Work to complete »
Write out the complete material exactly as it stands.

Task input »
== == ==
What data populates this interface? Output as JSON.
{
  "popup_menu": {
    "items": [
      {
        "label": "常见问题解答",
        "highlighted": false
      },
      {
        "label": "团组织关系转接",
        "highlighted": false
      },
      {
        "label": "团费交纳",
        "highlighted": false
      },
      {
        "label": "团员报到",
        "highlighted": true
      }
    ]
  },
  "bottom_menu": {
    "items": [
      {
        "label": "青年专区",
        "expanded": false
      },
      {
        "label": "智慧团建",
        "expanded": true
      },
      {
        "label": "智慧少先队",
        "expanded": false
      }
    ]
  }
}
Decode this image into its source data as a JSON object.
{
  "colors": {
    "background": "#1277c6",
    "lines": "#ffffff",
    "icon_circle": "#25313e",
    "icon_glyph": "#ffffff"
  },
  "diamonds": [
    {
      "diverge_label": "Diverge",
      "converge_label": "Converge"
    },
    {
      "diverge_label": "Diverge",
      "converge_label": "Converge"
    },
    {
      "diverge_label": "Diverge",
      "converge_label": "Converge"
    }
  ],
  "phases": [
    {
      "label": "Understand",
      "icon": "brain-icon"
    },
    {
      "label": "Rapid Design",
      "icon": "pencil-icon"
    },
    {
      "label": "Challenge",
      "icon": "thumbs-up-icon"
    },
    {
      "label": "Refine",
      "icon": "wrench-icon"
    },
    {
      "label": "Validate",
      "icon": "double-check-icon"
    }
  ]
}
== == ==
Reply to the exercise »
What data populates this interface? Output as JSON.
{
  "popup_menu": {
    "items": [
      {
        "label": "常见问题解答",
        "highlighted": false
      },
      {
        "label": "团组织关系转接",
        "highlighted": false
      },
      {
        "label": "团费交纳",
        "highlighted": false
      },
      {
        "label": "团员报到",
        "highlighted": true
      }
    ]
  },
  "bottom_menu": {
    "items": [
      {
        "label": "青年专区",
        "expanded": false
      },
      {
        "label": "智慧团建",
        "expanded": true
      },
      {
        "label": "智慧少先队",
        "expanded": false
      }
    ]
  }
}
Decode this image into its source data as a JSON object.
{
  "colors": {
    "background": "#1277c6",
    "lines": "#ffffff",
    "icon_circle": "#25313e",
    "icon_glyph": "#ffffff"
  },
  "diamonds": [
    {
      "diverge_label": "Diverge",
      "converge_label": "Converge"
    },
    {
      "diverge_label": "Diverge",
      "converge_label": "Converge"
    },
    {
      "diverge_label": "Diverge",
      "converge_label": "Converge"
    }
  ],
  "phases": [
    {
      "label": "Understand",
      "icon": "brain-icon"
    },
    {
      "label": "Rapid Design",
      "icon": "pencil-icon"
    },
    {
      "label": "Challenge",
      "icon": "thumbs-up-icon"
    },
    {
      "label": "Refine",
      "icon": "wrench-icon"
    },
    {
      "label": "Validate",
      "icon": "double-check-icon"
    }
  ]
}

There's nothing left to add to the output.